**Your task:**
Your answer should consist of each line from the data below that contains "name".

————————

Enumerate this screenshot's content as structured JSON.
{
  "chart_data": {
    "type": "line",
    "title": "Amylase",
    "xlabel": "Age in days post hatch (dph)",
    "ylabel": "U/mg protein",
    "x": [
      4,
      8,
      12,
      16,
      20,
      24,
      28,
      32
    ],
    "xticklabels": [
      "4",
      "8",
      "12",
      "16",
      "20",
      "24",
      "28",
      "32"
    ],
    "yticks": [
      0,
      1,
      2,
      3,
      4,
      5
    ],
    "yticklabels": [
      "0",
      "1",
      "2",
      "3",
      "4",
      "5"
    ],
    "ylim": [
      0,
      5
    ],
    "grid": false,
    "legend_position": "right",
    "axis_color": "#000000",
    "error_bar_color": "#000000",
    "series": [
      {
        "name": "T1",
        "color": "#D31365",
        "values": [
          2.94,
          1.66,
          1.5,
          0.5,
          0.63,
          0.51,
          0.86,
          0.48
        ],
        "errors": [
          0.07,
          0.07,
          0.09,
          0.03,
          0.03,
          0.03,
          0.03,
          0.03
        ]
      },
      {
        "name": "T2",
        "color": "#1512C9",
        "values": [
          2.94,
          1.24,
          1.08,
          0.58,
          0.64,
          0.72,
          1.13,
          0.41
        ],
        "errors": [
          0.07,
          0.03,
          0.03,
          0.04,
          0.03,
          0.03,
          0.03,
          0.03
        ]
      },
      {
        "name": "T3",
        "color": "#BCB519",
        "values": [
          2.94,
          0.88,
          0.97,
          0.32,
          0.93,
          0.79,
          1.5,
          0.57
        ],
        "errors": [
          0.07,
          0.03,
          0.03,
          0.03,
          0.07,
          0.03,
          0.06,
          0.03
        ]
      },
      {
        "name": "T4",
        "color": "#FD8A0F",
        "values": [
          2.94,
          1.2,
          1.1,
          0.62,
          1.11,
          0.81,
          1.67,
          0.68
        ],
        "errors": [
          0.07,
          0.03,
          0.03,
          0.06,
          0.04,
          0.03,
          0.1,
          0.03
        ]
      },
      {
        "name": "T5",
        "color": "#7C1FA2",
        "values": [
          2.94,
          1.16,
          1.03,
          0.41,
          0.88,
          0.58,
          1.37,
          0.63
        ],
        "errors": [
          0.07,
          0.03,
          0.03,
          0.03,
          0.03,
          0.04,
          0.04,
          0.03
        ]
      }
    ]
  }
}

————————

**Result below:**
        "name": "T1",
        "name": "T2",
        "name": "T3",
        "name": "T4",
        "name": "T5",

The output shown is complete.